## [INPUT MATERIAL]
▶
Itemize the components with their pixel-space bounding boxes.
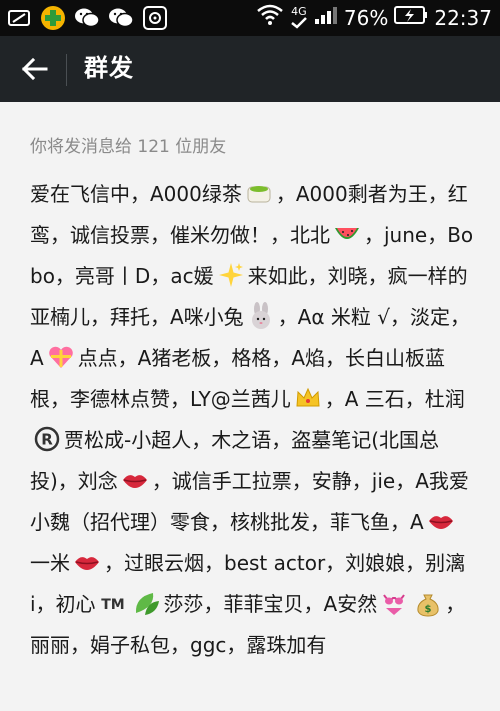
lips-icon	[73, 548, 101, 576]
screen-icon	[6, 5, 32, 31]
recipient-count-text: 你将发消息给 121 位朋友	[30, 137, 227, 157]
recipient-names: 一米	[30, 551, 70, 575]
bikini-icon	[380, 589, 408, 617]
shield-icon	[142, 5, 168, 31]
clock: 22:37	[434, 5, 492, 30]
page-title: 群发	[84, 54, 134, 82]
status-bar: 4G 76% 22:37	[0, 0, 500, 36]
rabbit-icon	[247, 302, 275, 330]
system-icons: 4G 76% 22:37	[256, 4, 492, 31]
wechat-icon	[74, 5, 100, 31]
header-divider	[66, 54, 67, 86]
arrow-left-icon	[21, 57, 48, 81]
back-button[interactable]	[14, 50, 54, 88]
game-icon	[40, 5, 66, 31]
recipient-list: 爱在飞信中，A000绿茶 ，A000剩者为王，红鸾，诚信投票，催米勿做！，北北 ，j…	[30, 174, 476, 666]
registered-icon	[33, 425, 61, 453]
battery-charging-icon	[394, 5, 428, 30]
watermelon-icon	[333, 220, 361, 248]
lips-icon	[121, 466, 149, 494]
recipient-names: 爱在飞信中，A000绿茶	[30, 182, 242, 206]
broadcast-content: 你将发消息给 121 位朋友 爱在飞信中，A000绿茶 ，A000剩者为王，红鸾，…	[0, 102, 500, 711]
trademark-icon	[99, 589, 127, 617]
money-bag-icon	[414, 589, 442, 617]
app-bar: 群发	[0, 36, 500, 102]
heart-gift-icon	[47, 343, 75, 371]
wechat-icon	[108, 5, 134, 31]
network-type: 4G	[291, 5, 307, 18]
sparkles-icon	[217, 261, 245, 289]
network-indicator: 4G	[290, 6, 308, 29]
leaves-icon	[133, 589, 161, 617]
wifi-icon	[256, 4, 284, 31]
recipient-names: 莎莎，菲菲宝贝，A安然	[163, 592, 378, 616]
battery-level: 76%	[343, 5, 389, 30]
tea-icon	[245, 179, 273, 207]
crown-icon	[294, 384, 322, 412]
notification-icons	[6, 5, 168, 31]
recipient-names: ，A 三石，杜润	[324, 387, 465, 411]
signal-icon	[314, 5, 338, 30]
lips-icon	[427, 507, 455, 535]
◀
▶
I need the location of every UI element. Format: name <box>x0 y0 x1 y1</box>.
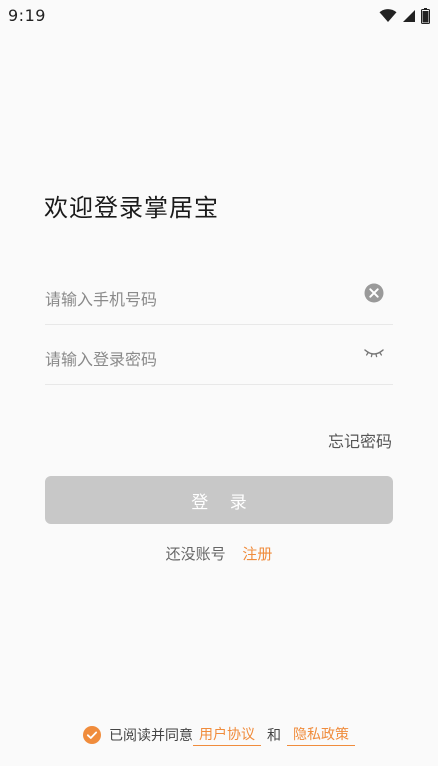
◀
Write out the rows from the line with "Itemize the components" up to and including the line with "182, 242, 206]", leaving the pictures out of your answer.

## [TASK RESULT]
Itemize the components with their pixel-space bounding boxes.
lips-icon	[73, 548, 101, 576]
screen-icon	[6, 5, 32, 31]
recipient-count-text: 你将发消息给 121 位朋友	[30, 137, 227, 157]
recipient-names: 一米	[30, 551, 70, 575]
bikini-icon	[380, 589, 408, 617]
shield-icon	[142, 5, 168, 31]
clock: 22:37	[434, 5, 492, 30]
page-title: 群发	[84, 54, 134, 82]
status-bar: 4G 76% 22:37	[0, 0, 500, 36]
rabbit-icon	[247, 302, 275, 330]
system-icons: 4G 76% 22:37	[256, 4, 492, 31]
wechat-icon	[74, 5, 100, 31]
header-divider	[66, 54, 67, 86]
arrow-left-icon	[21, 57, 48, 81]
back-button[interactable]	[14, 50, 54, 88]
game-icon	[40, 5, 66, 31]
recipient-list: 爱在飞信中，A000绿茶 ，A000剩者为王，红鸾，诚信投票，催米勿做！，北北 ，j…	[30, 174, 476, 666]
registered-icon	[33, 425, 61, 453]
battery-charging-icon	[394, 5, 428, 30]
watermelon-icon	[333, 220, 361, 248]
lips-icon	[121, 466, 149, 494]
recipient-names: 爱在飞信中，A000绿茶	[30, 182, 242, 206]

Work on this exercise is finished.